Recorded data
## start

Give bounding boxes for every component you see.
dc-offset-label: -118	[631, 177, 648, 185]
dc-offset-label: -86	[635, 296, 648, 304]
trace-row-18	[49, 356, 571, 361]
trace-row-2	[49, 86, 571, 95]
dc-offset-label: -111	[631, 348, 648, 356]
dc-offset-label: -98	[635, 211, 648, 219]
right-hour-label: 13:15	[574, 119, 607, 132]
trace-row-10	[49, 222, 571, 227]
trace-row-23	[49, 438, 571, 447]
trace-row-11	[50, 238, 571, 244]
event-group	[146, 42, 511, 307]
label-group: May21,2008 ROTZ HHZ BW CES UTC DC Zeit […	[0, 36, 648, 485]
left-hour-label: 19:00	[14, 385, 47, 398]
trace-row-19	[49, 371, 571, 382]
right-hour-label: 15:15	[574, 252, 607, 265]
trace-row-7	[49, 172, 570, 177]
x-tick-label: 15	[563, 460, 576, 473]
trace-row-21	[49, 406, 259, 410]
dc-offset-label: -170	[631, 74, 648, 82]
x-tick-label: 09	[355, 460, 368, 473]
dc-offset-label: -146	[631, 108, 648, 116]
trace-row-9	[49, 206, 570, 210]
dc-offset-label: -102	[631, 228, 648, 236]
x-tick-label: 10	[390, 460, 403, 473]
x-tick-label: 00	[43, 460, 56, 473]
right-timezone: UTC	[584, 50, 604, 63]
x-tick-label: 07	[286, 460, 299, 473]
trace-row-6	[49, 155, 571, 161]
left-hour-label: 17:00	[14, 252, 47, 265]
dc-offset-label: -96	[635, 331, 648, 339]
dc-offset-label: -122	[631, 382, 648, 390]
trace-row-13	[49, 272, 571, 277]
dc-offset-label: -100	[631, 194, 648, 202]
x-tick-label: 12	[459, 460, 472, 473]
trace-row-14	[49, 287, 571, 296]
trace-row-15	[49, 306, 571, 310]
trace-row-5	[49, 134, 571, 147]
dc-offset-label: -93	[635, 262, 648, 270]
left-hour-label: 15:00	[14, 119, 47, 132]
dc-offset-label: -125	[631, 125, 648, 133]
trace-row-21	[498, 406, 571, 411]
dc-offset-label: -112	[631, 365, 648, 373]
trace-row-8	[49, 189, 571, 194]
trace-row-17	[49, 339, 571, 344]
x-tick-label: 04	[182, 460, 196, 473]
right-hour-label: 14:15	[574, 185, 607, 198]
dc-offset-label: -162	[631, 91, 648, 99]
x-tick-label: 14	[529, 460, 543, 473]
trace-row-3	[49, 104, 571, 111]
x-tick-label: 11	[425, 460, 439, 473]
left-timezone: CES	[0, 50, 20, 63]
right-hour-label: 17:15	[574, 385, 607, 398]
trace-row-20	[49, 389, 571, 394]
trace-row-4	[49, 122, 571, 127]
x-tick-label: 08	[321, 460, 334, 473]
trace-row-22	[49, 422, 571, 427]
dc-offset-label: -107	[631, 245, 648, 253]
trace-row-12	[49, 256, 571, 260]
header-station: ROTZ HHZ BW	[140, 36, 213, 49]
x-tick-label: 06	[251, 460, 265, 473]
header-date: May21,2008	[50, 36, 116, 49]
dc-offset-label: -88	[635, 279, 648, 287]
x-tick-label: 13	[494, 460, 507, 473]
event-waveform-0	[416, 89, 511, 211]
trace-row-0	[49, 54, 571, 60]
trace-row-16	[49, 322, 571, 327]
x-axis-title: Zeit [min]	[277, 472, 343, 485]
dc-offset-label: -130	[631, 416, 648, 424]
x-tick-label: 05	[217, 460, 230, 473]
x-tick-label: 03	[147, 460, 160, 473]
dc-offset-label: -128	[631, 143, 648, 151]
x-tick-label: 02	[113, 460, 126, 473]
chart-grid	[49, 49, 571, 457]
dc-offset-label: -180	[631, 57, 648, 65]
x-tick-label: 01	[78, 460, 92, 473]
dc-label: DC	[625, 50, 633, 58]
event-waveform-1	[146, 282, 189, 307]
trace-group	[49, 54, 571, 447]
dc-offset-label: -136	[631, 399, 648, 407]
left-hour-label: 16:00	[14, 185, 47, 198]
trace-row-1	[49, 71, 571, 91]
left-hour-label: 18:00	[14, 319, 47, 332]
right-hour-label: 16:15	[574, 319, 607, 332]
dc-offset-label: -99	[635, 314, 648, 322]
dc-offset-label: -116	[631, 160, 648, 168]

## end

### REQUIREMENT:
Reproduce every one of the items above, line for line, with no changes.

### COMPLETED EXERCISE:
Give bounding boxes for every component you see.
dc-offset-label: -118	[631, 177, 648, 185]
dc-offset-label: -86	[635, 296, 648, 304]
trace-row-18	[49, 356, 571, 361]
trace-row-2	[49, 86, 571, 95]
dc-offset-label: -111	[631, 348, 648, 356]
dc-offset-label: -98	[635, 211, 648, 219]
right-hour-label: 13:15	[574, 119, 607, 132]
trace-row-10	[49, 222, 571, 227]
trace-row-23	[49, 438, 571, 447]
trace-row-11	[50, 238, 571, 244]
event-group	[146, 42, 511, 307]
label-group: May21,2008 ROTZ HHZ BW CES UTC DC Zeit […	[0, 36, 648, 485]
left-hour-label: 19:00	[14, 385, 47, 398]
trace-row-19	[49, 371, 571, 382]
right-hour-label: 15:15	[574, 252, 607, 265]
trace-row-7	[49, 172, 570, 177]
x-tick-label: 15	[563, 460, 576, 473]
trace-row-21	[49, 406, 259, 410]
dc-offset-label: -170	[631, 74, 648, 82]
x-tick-label: 09	[355, 460, 368, 473]
dc-offset-label: -146	[631, 108, 648, 116]
trace-row-9	[49, 206, 570, 210]
dc-offset-label: -102	[631, 228, 648, 236]
x-tick-label: 10	[390, 460, 403, 473]
x-tick-label: 00	[43, 460, 56, 473]
right-timezone: UTC	[584, 50, 604, 63]
x-tick-label: 07	[286, 460, 299, 473]
trace-row-6	[49, 155, 571, 161]
left-hour-label: 17:00	[14, 252, 47, 265]
dc-offset-label: -96	[635, 331, 648, 339]
dc-offset-label: -122	[631, 382, 648, 390]
trace-row-13	[49, 272, 571, 277]
dc-offset-label: -100	[631, 194, 648, 202]
x-tick-label: 12	[459, 460, 472, 473]
trace-row-14	[49, 287, 571, 296]
trace-row-15	[49, 306, 571, 310]
trace-row-5	[49, 134, 571, 147]
dc-offset-label: -93	[635, 262, 648, 270]
left-hour-label: 15:00	[14, 119, 47, 132]
dc-offset-label: -125	[631, 125, 648, 133]
trace-row-21	[498, 406, 571, 411]
dc-offset-label: -112	[631, 365, 648, 373]
trace-row-8	[49, 189, 571, 194]
trace-row-17	[49, 339, 571, 344]
x-tick-label: 04	[182, 460, 196, 473]
right-hour-label: 14:15	[574, 185, 607, 198]
dc-offset-label: -162	[631, 91, 648, 99]
x-tick-label: 14	[529, 460, 543, 473]
trace-row-3	[49, 104, 571, 111]
x-tick-label: 11	[425, 460, 439, 473]
left-timezone: CES	[0, 50, 20, 63]
right-hour-label: 17:15	[574, 385, 607, 398]
trace-row-20	[49, 389, 571, 394]
trace-row-4	[49, 122, 571, 127]
x-tick-label: 08	[321, 460, 334, 473]
trace-row-22	[49, 422, 571, 427]
dc-offset-label: -107	[631, 245, 648, 253]
trace-row-12	[49, 256, 571, 260]
header-station: ROTZ HHZ BW	[140, 36, 213, 49]
x-tick-label: 06	[251, 460, 265, 473]
header-date: May21,2008	[50, 36, 116, 49]
dc-offset-label: -88	[635, 279, 648, 287]
x-tick-label: 13	[494, 460, 507, 473]
event-waveform-0	[416, 89, 511, 211]
trace-row-0	[49, 54, 571, 60]
trace-row-16	[49, 322, 571, 327]
x-axis-title: Zeit [min]	[277, 472, 343, 485]
dc-offset-label: -130	[631, 416, 648, 424]
x-tick-label: 05	[217, 460, 230, 473]
x-tick-label: 03	[147, 460, 160, 473]
dc-offset-label: -128	[631, 143, 648, 151]
x-tick-label: 02	[113, 460, 126, 473]
chart-grid	[49, 49, 571, 457]
dc-offset-label: -180	[631, 57, 648, 65]
x-tick-label: 01	[78, 460, 92, 473]
dc-label: DC	[625, 50, 633, 58]
event-waveform-1	[146, 282, 189, 307]
trace-group	[49, 54, 571, 447]
dc-offset-label: -136	[631, 399, 648, 407]
left-hour-label: 16:00	[14, 185, 47, 198]
trace-row-1	[49, 71, 571, 91]
left-hour-label: 18:00	[14, 319, 47, 332]
right-hour-label: 16:15	[574, 319, 607, 332]
dc-offset-label: -99	[635, 314, 648, 322]
dc-offset-label: -116	[631, 160, 648, 168]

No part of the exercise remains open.